*Goal of the exercise*.
Take each line containing "color" and report it exactly as written.
>> Start Data to process
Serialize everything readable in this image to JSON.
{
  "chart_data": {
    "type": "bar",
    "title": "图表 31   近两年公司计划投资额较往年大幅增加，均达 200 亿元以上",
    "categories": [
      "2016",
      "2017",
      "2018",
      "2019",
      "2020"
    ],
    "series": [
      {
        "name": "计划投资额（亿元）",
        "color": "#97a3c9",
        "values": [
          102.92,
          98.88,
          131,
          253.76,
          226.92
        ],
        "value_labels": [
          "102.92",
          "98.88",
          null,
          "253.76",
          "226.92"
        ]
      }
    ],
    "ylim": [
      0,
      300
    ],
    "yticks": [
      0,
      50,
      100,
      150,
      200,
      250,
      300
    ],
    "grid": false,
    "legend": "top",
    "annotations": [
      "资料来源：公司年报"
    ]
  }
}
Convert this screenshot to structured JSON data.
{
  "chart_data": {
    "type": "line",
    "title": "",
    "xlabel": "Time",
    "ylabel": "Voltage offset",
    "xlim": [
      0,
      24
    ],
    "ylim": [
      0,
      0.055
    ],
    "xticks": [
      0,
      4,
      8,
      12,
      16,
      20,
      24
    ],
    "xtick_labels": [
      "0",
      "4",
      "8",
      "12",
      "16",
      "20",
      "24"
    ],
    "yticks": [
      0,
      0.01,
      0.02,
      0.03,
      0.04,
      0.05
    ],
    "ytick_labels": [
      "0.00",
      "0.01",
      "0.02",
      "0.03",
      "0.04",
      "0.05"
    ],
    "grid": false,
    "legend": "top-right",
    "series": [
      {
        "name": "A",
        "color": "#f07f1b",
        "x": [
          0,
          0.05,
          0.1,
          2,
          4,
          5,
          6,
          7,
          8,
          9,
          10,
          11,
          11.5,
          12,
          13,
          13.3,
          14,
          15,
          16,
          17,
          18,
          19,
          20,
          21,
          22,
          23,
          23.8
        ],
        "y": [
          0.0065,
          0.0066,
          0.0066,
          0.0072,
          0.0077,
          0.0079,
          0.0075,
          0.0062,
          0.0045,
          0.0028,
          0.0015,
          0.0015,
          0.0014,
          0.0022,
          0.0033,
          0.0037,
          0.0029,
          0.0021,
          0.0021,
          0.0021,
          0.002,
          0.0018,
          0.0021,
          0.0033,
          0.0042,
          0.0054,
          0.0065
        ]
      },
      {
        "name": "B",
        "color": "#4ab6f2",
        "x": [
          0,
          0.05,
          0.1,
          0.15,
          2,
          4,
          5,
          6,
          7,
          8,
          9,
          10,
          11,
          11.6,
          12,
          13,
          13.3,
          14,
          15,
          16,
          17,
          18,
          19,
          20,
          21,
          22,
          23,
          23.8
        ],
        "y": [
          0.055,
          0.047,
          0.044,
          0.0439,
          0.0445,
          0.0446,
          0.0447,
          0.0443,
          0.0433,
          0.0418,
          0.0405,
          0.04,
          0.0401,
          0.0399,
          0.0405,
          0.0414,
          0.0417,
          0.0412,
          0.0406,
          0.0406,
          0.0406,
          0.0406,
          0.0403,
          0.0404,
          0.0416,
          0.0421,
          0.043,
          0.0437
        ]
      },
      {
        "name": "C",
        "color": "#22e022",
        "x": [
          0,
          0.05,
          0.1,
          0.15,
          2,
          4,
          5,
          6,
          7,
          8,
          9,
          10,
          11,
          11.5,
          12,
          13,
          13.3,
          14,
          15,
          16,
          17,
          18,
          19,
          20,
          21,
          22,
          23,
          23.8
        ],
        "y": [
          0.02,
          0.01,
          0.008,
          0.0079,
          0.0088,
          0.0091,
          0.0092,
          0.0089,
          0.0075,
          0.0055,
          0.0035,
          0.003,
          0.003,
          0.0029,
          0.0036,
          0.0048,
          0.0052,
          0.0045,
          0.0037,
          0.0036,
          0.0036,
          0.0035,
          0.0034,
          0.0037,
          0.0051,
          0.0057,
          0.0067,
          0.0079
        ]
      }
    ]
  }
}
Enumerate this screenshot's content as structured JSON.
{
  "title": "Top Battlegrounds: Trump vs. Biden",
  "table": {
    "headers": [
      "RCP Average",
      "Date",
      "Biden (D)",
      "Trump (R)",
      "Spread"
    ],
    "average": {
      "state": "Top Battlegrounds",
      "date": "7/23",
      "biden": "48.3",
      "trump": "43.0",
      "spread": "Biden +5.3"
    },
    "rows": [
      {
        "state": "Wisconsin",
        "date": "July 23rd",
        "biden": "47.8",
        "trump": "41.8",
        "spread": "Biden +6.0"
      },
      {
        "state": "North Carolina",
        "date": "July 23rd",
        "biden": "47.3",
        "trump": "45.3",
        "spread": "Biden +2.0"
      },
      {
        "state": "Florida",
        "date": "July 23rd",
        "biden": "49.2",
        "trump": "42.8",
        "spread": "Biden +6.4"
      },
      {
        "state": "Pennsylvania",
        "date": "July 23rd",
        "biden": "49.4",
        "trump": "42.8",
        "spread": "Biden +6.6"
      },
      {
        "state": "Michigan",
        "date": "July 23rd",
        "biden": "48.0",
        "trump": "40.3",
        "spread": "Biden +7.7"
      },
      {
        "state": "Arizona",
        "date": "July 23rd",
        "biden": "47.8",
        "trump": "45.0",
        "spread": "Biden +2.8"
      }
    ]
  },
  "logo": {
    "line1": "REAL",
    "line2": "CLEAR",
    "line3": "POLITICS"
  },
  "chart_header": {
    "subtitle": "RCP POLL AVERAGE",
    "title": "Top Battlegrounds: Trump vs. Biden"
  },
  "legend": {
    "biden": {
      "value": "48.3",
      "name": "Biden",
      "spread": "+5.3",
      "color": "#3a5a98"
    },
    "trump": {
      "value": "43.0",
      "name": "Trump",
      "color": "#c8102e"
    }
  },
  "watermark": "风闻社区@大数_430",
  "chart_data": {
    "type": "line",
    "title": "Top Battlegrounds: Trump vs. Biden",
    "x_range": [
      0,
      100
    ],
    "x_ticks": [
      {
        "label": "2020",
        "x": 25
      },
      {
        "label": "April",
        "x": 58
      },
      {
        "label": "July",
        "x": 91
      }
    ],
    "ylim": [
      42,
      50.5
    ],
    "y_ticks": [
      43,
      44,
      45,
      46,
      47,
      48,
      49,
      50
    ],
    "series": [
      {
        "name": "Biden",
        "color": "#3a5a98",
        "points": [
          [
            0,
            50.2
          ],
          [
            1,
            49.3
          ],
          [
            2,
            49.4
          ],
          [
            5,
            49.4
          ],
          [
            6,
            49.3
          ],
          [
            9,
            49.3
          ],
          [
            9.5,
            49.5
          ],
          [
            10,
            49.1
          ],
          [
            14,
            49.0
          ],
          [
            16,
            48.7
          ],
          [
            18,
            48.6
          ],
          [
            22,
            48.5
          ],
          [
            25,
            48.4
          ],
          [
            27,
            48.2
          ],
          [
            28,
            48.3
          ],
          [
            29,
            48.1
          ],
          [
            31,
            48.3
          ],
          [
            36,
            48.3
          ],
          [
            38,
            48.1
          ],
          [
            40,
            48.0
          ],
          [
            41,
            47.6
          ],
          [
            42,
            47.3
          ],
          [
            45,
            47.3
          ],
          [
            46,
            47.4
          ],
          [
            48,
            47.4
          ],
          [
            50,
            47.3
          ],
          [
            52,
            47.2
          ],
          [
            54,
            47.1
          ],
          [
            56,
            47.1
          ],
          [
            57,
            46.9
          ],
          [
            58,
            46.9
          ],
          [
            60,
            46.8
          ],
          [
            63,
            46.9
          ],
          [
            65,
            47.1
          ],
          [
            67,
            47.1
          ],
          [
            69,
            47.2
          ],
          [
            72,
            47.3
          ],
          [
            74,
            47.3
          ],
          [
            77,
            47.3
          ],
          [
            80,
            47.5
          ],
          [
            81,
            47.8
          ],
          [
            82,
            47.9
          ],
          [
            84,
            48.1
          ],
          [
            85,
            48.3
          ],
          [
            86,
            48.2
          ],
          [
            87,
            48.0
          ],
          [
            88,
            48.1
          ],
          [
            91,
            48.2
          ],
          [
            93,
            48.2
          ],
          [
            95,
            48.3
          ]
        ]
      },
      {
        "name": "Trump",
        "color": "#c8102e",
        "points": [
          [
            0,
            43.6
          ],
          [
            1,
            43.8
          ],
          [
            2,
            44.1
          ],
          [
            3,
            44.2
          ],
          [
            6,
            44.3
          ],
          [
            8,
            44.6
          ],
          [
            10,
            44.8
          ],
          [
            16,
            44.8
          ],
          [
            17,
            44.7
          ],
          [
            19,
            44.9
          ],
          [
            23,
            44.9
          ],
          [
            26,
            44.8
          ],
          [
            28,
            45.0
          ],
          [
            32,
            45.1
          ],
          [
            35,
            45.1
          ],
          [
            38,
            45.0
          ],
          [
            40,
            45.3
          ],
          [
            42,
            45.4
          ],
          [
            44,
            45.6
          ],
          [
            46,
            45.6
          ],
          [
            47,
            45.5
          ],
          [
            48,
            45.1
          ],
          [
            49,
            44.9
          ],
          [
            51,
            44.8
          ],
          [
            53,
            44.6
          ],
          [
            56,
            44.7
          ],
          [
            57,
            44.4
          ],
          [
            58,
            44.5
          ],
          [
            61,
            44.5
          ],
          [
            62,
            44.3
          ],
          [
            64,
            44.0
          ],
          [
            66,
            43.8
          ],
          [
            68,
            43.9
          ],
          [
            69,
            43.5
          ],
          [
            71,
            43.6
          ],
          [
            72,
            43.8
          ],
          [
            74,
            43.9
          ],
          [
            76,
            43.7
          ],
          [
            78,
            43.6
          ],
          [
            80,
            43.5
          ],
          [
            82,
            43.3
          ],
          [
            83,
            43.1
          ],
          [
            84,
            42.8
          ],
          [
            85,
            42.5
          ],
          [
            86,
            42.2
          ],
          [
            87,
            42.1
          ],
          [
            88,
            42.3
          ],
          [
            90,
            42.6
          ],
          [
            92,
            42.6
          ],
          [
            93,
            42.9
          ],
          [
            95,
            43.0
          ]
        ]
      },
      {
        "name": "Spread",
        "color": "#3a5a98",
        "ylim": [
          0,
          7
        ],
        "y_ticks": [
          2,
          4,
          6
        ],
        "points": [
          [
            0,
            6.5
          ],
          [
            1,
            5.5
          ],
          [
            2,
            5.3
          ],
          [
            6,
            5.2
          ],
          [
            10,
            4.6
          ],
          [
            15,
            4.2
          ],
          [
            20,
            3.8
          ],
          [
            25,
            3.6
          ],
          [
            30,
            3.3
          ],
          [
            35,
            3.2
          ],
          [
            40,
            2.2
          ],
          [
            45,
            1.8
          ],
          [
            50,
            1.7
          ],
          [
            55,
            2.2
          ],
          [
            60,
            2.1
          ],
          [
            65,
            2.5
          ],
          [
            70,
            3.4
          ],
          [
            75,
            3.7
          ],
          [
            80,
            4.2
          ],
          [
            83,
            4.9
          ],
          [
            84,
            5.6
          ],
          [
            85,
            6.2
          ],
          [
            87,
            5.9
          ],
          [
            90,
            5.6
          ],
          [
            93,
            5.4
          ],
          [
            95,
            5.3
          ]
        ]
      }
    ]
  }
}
>> End Data to process
*Correct result*.
        "color": "#97a3c9",
        "color": "#f07f1b",
        "color": "#4ab6f2",
        "color": "#22e022",
      "color": "#3a5a98"
      "color": "#c8102e"
        "color": "#3a5a98",
        "color": "#c8102e",
        "color": "#3a5a98",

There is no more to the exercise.